Scan the data below. Pull out each line where "name" occurs.

Start of STORED ROWS

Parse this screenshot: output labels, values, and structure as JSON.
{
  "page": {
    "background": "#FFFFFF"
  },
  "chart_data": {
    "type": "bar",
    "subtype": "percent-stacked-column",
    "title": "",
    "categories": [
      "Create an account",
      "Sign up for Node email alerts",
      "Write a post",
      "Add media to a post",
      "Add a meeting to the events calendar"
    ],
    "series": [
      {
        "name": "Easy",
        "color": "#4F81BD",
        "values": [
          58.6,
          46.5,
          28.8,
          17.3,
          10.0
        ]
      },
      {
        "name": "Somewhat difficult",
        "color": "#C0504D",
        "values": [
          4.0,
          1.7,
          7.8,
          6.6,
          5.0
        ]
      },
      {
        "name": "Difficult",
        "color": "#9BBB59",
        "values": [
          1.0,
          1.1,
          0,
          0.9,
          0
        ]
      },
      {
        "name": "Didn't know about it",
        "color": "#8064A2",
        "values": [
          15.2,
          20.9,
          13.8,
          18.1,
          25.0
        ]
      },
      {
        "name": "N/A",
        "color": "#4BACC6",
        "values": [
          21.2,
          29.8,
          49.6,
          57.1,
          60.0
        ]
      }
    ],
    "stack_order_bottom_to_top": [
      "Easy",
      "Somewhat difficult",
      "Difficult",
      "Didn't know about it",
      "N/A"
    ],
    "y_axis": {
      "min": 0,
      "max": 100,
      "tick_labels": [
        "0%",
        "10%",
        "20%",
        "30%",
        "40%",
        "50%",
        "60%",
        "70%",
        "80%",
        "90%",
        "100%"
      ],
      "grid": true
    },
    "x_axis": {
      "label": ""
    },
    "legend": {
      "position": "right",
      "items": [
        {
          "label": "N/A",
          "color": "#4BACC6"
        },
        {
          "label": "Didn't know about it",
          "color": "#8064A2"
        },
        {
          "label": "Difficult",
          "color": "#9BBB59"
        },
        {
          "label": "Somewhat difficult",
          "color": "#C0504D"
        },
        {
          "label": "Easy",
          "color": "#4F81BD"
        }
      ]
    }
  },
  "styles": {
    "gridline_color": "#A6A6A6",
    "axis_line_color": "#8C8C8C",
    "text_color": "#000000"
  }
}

End of STORED ROWS

RESULT OF THIS TASK:
        "name": "Easy",
        "name": "Somewhat difficult",
        "name": "Difficult",
        "name": "Didn't know about it",
        "name": "N/A",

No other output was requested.